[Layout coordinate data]
**********

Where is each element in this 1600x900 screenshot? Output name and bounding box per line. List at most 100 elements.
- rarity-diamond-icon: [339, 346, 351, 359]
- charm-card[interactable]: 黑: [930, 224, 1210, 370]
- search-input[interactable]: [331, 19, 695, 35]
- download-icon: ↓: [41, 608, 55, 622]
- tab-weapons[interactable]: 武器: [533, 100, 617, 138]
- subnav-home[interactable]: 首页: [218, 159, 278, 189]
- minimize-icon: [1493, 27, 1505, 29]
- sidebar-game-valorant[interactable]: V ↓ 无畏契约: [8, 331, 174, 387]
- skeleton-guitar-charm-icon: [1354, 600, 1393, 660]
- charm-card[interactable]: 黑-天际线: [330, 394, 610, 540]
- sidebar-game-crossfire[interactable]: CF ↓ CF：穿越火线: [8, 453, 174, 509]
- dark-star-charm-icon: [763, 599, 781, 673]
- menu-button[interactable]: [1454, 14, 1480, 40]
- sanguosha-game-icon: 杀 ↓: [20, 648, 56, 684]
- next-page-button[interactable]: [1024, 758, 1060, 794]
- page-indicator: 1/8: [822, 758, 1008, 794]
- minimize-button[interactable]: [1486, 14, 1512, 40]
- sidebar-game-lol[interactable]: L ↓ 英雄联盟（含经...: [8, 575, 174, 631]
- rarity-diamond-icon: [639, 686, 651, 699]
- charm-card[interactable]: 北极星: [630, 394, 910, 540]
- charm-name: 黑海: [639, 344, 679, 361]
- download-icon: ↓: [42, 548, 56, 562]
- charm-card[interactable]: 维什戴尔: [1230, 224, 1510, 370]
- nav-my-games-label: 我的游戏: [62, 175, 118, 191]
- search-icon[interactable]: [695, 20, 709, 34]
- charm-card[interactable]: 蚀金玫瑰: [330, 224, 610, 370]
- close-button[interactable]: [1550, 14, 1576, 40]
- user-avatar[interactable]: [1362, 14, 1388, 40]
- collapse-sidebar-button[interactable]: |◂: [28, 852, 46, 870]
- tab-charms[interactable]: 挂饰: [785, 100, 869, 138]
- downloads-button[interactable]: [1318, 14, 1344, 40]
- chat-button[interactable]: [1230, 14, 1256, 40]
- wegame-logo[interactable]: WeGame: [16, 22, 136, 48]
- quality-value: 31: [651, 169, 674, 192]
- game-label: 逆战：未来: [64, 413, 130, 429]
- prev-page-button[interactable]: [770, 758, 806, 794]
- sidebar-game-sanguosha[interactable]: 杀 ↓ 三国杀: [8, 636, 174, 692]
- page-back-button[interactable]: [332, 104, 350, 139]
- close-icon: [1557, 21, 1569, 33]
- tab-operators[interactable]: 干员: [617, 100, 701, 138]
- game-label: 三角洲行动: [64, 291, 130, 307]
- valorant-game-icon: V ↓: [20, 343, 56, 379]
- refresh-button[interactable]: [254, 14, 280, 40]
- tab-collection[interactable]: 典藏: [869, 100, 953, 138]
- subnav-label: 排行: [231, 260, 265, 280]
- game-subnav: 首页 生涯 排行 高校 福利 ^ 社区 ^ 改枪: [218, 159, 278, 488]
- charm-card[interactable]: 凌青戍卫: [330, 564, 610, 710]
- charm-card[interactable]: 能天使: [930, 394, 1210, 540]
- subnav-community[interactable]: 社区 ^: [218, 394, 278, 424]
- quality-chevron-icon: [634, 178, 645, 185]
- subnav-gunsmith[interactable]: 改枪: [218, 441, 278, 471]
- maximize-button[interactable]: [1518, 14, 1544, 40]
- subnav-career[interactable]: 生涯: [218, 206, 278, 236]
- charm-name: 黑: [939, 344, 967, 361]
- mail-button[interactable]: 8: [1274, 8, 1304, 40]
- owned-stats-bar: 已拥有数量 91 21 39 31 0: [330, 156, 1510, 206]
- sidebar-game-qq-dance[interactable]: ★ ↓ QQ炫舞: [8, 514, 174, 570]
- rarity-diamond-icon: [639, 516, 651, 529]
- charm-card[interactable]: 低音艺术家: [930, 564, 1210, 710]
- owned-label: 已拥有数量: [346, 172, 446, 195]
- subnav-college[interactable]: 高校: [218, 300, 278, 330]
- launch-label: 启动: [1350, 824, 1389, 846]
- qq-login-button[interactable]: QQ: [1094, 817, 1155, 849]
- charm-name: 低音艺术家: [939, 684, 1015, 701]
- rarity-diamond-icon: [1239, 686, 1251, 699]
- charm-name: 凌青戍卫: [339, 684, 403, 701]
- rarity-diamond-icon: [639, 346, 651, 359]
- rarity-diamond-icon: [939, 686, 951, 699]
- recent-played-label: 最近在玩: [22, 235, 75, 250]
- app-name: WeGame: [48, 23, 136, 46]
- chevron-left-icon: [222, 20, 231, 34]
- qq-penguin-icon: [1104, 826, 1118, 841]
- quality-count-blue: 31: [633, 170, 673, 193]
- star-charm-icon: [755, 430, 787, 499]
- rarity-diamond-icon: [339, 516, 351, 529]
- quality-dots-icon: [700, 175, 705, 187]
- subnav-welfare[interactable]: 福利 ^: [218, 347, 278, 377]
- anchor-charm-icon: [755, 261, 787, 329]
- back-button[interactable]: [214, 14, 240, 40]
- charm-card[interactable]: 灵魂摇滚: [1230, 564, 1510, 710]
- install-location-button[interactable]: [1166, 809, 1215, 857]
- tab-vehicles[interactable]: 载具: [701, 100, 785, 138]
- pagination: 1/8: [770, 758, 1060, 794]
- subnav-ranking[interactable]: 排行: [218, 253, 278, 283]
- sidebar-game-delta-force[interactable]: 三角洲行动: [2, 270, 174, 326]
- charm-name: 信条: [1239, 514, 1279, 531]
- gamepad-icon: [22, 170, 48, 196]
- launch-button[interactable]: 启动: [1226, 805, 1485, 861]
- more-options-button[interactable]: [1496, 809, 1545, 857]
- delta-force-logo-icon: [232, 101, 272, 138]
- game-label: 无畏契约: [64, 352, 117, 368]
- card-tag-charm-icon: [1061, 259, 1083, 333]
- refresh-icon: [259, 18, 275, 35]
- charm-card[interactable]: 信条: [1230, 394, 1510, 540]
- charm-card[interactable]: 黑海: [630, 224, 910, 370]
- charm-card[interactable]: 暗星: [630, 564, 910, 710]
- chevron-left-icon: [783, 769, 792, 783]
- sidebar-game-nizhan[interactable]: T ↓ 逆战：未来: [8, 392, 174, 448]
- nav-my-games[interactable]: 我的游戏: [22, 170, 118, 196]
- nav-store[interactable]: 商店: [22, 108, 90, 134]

**********

*Instructions to follow:*
Retype every line of the items above, with no changes at all.

*Written solution:*
Where is each element in this 1600x900 screenshot? Output name and bounding box per line. List at most 100 elements.
- rarity-diamond-icon: [339, 346, 351, 359]
- charm-card[interactable]: 黑: [930, 224, 1210, 370]
- search-input[interactable]: [331, 19, 695, 35]
- download-icon: ↓: [41, 608, 55, 622]
- tab-weapons[interactable]: 武器: [533, 100, 617, 138]
- subnav-home[interactable]: 首页: [218, 159, 278, 189]
- minimize-icon: [1493, 27, 1505, 29]
- sidebar-game-valorant[interactable]: V ↓ 无畏契约: [8, 331, 174, 387]
- skeleton-guitar-charm-icon: [1354, 600, 1393, 660]
- charm-card[interactable]: 黑-天际线: [330, 394, 610, 540]
- sidebar-game-crossfire[interactable]: CF ↓ CF：穿越火线: [8, 453, 174, 509]
- dark-star-charm-icon: [763, 599, 781, 673]
- menu-button[interactable]: [1454, 14, 1480, 40]
- sanguosha-game-icon: 杀 ↓: [20, 648, 56, 684]
- next-page-button[interactable]: [1024, 758, 1060, 794]
- page-indicator: 1/8: [822, 758, 1008, 794]
- minimize-button[interactable]: [1486, 14, 1512, 40]
- sidebar-game-lol[interactable]: L ↓ 英雄联盟（含经...: [8, 575, 174, 631]
- rarity-diamond-icon: [639, 686, 651, 699]
- charm-card[interactable]: 北极星: [630, 394, 910, 540]
- charm-name: 黑海: [639, 344, 679, 361]
- download-icon: ↓: [42, 548, 56, 562]
- charm-card[interactable]: 维什戴尔: [1230, 224, 1510, 370]
- nav-my-games-label: 我的游戏: [62, 175, 118, 191]
- search-icon[interactable]: [695, 20, 709, 34]
- charm-card[interactable]: 蚀金玫瑰: [330, 224, 610, 370]
- close-button[interactable]: [1550, 14, 1576, 40]
- user-avatar[interactable]: [1362, 14, 1388, 40]
- collapse-sidebar-button[interactable]: |◂: [28, 852, 46, 870]
- tab-charms[interactable]: 挂饰: [785, 100, 869, 138]
- downloads-button[interactable]: [1318, 14, 1344, 40]
- chat-button[interactable]: [1230, 14, 1256, 40]
- wegame-logo[interactable]: WeGame: [16, 22, 136, 48]
- quality-value: 31: [651, 169, 674, 192]
- game-label: 逆战：未来: [64, 413, 130, 429]
- prev-page-button[interactable]: [770, 758, 806, 794]
- sidebar-game-sanguosha[interactable]: 杀 ↓ 三国杀: [8, 636, 174, 692]
- page-back-button[interactable]: [332, 104, 350, 139]
- close-icon: [1557, 21, 1569, 33]
- tab-operators[interactable]: 干员: [617, 100, 701, 138]
- game-label: 三角洲行动: [64, 291, 130, 307]
- valorant-game-icon: V ↓: [20, 343, 56, 379]
- refresh-button[interactable]: [254, 14, 280, 40]
- tab-collection[interactable]: 典藏: [869, 100, 953, 138]
- subnav-label: 排行: [231, 260, 265, 280]
- game-subnav: 首页 生涯 排行 高校 福利 ^ 社区 ^ 改枪: [218, 159, 278, 488]
- charm-card[interactable]: 凌青戍卫: [330, 564, 610, 710]
- charm-card[interactable]: 能天使: [930, 394, 1210, 540]
- subnav-community[interactable]: 社区 ^: [218, 394, 278, 424]
- quality-chevron-icon: [634, 178, 645, 185]
- subnav-gunsmith[interactable]: 改枪: [218, 441, 278, 471]
- maximize-button[interactable]: [1518, 14, 1544, 40]
- subnav-career[interactable]: 生涯: [218, 206, 278, 236]
- charm-name: 黑: [939, 344, 967, 361]
- mail-button[interactable]: 8: [1274, 8, 1304, 40]
- owned-stats-bar: 已拥有数量 91 21 39 31 0: [330, 156, 1510, 206]
- sidebar-game-qq-dance[interactable]: ★ ↓ QQ炫舞: [8, 514, 174, 570]
- rarity-diamond-icon: [639, 516, 651, 529]
- charm-card[interactable]: 低音艺术家: [930, 564, 1210, 710]
- owned-label: 已拥有数量: [346, 172, 446, 195]
- subnav-college[interactable]: 高校: [218, 300, 278, 330]
- launch-label: 启动: [1350, 824, 1389, 846]
- qq-login-button[interactable]: QQ: [1094, 817, 1155, 849]
- charm-name: 低音艺术家: [939, 684, 1015, 701]
- rarity-diamond-icon: [1239, 686, 1251, 699]
- charm-name: 凌青戍卫: [339, 684, 403, 701]
- rarity-diamond-icon: [639, 346, 651, 359]
- rarity-diamond-icon: [939, 686, 951, 699]
- recent-played-label: 最近在玩: [22, 235, 75, 250]
- app-name: WeGame: [48, 23, 136, 46]
- chevron-left-icon: [222, 20, 231, 34]
- qq-penguin-icon: [1104, 826, 1118, 841]
- quality-count-blue: 31: [633, 170, 673, 193]
- star-charm-icon: [755, 430, 787, 499]
- rarity-diamond-icon: [339, 516, 351, 529]
- quality-dots-icon: [700, 175, 705, 187]
- subnav-welfare[interactable]: 福利 ^: [218, 347, 278, 377]
- anchor-charm-icon: [755, 261, 787, 329]
- back-button[interactable]: [214, 14, 240, 40]
- charm-card[interactable]: 灵魂摇滚: [1230, 564, 1510, 710]
- install-location-button[interactable]: [1166, 809, 1215, 857]
- tab-vehicles[interactable]: 载具: [701, 100, 785, 138]
- pagination: 1/8: [770, 758, 1060, 794]
- subnav-ranking[interactable]: 排行: [218, 253, 278, 283]
- sidebar-game-delta-force[interactable]: 三角洲行动: [2, 270, 174, 326]
- charm-name: 信条: [1239, 514, 1279, 531]
- gamepad-icon: [22, 170, 48, 196]
- launch-button[interactable]: 启动: [1226, 805, 1485, 861]
- more-options-button[interactable]: [1496, 809, 1545, 857]
- delta-force-logo-icon: [232, 101, 272, 138]
- game-label: 无畏契约: [64, 352, 117, 368]
- card-tag-charm-icon: [1061, 259, 1083, 333]
- refresh-icon: [259, 18, 275, 35]
- charm-card[interactable]: 信条: [1230, 394, 1510, 540]
- charm-card[interactable]: 黑海: [630, 224, 910, 370]
- charm-card[interactable]: 暗星: [630, 564, 910, 710]
- chevron-left-icon: [783, 769, 792, 783]
- sidebar-game-nizhan[interactable]: T ↓ 逆战：未来: [8, 392, 174, 448]
- nav-my-games[interactable]: 我的游戏: [22, 170, 118, 196]
- nav-store[interactable]: 商店: [22, 108, 90, 134]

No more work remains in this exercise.